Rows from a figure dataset
━━━━━━━━

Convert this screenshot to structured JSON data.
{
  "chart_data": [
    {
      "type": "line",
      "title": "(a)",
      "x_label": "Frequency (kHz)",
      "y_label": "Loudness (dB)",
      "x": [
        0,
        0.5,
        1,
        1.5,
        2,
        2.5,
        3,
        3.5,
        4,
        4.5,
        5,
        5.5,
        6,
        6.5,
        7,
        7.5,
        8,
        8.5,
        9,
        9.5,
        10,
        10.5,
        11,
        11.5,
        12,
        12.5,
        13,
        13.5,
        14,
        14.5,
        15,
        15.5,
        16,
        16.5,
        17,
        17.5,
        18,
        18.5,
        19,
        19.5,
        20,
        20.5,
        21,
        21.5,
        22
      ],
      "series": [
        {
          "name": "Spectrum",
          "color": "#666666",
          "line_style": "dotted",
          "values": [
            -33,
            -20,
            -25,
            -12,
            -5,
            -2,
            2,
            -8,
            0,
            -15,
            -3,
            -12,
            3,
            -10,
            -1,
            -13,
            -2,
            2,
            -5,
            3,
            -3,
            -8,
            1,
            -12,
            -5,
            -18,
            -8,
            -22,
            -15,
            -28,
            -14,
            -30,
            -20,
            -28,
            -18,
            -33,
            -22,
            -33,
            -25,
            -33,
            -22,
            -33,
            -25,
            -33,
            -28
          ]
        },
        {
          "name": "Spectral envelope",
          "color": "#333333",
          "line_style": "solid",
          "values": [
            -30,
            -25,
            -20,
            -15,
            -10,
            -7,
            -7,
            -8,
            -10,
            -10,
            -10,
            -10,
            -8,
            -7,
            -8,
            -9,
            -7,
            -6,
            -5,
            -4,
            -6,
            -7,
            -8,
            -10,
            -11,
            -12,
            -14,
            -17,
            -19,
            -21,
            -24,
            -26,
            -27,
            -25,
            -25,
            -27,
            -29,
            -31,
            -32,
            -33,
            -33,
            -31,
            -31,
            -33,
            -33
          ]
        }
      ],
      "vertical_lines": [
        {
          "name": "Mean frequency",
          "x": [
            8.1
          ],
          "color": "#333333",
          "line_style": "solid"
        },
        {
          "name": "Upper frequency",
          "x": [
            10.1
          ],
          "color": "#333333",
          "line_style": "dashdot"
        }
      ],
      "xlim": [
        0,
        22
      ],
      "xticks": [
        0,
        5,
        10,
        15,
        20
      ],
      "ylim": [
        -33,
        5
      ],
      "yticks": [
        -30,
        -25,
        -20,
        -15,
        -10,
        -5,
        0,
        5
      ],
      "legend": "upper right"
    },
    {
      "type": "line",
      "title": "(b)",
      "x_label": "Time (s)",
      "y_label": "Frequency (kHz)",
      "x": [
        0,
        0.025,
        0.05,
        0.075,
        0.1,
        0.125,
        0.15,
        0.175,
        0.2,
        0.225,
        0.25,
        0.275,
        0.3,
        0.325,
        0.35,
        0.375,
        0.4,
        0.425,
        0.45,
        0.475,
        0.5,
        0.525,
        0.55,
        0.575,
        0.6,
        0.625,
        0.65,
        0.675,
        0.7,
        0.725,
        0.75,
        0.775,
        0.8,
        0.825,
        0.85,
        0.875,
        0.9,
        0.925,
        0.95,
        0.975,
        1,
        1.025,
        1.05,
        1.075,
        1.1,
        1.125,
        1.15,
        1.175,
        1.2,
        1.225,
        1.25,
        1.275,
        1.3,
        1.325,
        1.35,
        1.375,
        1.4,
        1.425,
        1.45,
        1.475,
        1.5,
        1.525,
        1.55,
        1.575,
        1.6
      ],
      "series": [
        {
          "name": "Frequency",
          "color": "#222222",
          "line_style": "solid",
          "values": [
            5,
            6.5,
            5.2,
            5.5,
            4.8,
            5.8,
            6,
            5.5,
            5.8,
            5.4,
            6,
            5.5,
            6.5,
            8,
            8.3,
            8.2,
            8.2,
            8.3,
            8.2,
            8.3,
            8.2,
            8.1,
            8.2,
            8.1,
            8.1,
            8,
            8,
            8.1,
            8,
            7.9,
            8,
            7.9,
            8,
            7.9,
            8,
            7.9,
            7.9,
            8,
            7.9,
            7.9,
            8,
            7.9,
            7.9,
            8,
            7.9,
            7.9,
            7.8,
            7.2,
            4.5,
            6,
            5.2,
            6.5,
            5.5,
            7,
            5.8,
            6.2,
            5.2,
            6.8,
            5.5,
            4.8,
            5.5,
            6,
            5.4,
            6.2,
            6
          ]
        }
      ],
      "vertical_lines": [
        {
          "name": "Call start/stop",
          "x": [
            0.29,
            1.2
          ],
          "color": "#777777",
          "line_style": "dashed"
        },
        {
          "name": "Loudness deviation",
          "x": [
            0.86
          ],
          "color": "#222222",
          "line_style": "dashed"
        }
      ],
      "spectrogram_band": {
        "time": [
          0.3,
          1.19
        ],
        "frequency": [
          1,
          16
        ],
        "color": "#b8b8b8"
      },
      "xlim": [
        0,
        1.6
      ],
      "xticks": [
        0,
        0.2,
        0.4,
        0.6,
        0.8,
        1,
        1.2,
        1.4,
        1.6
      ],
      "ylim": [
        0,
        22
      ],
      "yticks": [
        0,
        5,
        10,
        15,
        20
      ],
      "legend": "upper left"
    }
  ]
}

━━━━━━━━

> **The task**
Return the material in full, exactly as shown.

> **Response to this task**
Convert this screenshot to structured JSON data.
{
  "chart_data": [
    {
      "type": "line",
      "title": "(a)",
      "x_label": "Frequency (kHz)",
      "y_label": "Loudness (dB)",
      "x": [
        0,
        0.5,
        1,
        1.5,
        2,
        2.5,
        3,
        3.5,
        4,
        4.5,
        5,
        5.5,
        6,
        6.5,
        7,
        7.5,
        8,
        8.5,
        9,
        9.5,
        10,
        10.5,
        11,
        11.5,
        12,
        12.5,
        13,
        13.5,
        14,
        14.5,
        15,
        15.5,
        16,
        16.5,
        17,
        17.5,
        18,
        18.5,
        19,
        19.5,
        20,
        20.5,
        21,
        21.5,
        22
      ],
      "series": [
        {
          "name": "Spectrum",
          "color": "#666666",
          "line_style": "dotted",
          "values": [
            -33,
            -20,
            -25,
            -12,
            -5,
            -2,
            2,
            -8,
            0,
            -15,
            -3,
            -12,
            3,
            -10,
            -1,
            -13,
            -2,
            2,
            -5,
            3,
            -3,
            -8,
            1,
            -12,
            -5,
            -18,
            -8,
            -22,
            -15,
            -28,
            -14,
            -30,
            -20,
            -28,
            -18,
            -33,
            -22,
            -33,
            -25,
            -33,
            -22,
            -33,
            -25,
            -33,
            -28
          ]
        },
        {
          "name": "Spectral envelope",
          "color": "#333333",
          "line_style": "solid",
          "values": [
            -30,
            -25,
            -20,
            -15,
            -10,
            -7,
            -7,
            -8,
            -10,
            -10,
            -10,
            -10,
            -8,
            -7,
            -8,
            -9,
            -7,
            -6,
            -5,
            -4,
            -6,
            -7,
            -8,
            -10,
            -11,
            -12,
            -14,
            -17,
            -19,
            -21,
            -24,
            -26,
            -27,
            -25,
            -25,
            -27,
            -29,
            -31,
            -32,
            -33,
            -33,
            -31,
            -31,
            -33,
            -33
          ]
        }
      ],
      "vertical_lines": [
        {
          "name": "Mean frequency",
          "x": [
            8.1
          ],
          "color": "#333333",
          "line_style": "solid"
        },
        {
          "name": "Upper frequency",
          "x": [
            10.1
          ],
          "color": "#333333",
          "line_style": "dashdot"
        }
      ],
      "xlim": [
        0,
        22
      ],
      "xticks": [
        0,
        5,
        10,
        15,
        20
      ],
      "ylim": [
        -33,
        5
      ],
      "yticks": [
        -30,
        -25,
        -20,
        -15,
        -10,
        -5,
        0,
        5
      ],
      "legend": "upper right"
    },
    {
      "type": "line",
      "title": "(b)",
      "x_label": "Time (s)",
      "y_label": "Frequency (kHz)",
      "x": [
        0,
        0.025,
        0.05,
        0.075,
        0.1,
        0.125,
        0.15,
        0.175,
        0.2,
        0.225,
        0.25,
        0.275,
        0.3,
        0.325,
        0.35,
        0.375,
        0.4,
        0.425,
        0.45,
        0.475,
        0.5,
        0.525,
        0.55,
        0.575,
        0.6,
        0.625,
        0.65,
        0.675,
        0.7,
        0.725,
        0.75,
        0.775,
        0.8,
        0.825,
        0.85,
        0.875,
        0.9,
        0.925,
        0.95,
        0.975,
        1,
        1.025,
        1.05,
        1.075,
        1.1,
        1.125,
        1.15,
        1.175,
        1.2,
        1.225,
        1.25,
        1.275,
        1.3,
        1.325,
        1.35,
        1.375,
        1.4,
        1.425,
        1.45,
        1.475,
        1.5,
        1.525,
        1.55,
        1.575,
        1.6
      ],
      "series": [
        {
          "name": "Frequency",
          "color": "#222222",
          "line_style": "solid",
          "values": [
            5,
            6.5,
            5.2,
            5.5,
            4.8,
            5.8,
            6,
            5.5,
            5.8,
            5.4,
            6,
            5.5,
            6.5,
            8,
            8.3,
            8.2,
            8.2,
            8.3,
            8.2,
            8.3,
            8.2,
            8.1,
            8.2,
            8.1,
            8.1,
            8,
            8,
            8.1,
            8,
            7.9,
            8,
            7.9,
            8,
            7.9,
            8,
            7.9,
            7.9,
            8,
            7.9,
            7.9,
            8,
            7.9,
            7.9,
            8,
            7.9,
            7.9,
            7.8,
            7.2,
            4.5,
            6,
            5.2,
            6.5,
            5.5,
            7,
            5.8,
            6.2,
            5.2,
            6.8,
            5.5,
            4.8,
            5.5,
            6,
            5.4,
            6.2,
            6
          ]
        }
      ],
      "vertical_lines": [
        {
          "name": "Call start/stop",
          "x": [
            0.29,
            1.2
          ],
          "color": "#777777",
          "line_style": "dashed"
        },
        {
          "name": "Loudness deviation",
          "x": [
            0.86
          ],
          "color": "#222222",
          "line_style": "dashed"
        }
      ],
      "spectrogram_band": {
        "time": [
          0.3,
          1.19
        ],
        "frequency": [
          1,
          16
        ],
        "color": "#b8b8b8"
      },
      "xlim": [
        0,
        1.6
      ],
      "xticks": [
        0,
        0.2,
        0.4,
        0.6,
        0.8,
        1,
        1.2,
        1.4,
        1.6
      ],
      "ylim": [
        0,
        22
      ],
      "yticks": [
        0,
        5,
        10,
        15,
        20
      ],
      "legend": "upper left"
    }
  ]
}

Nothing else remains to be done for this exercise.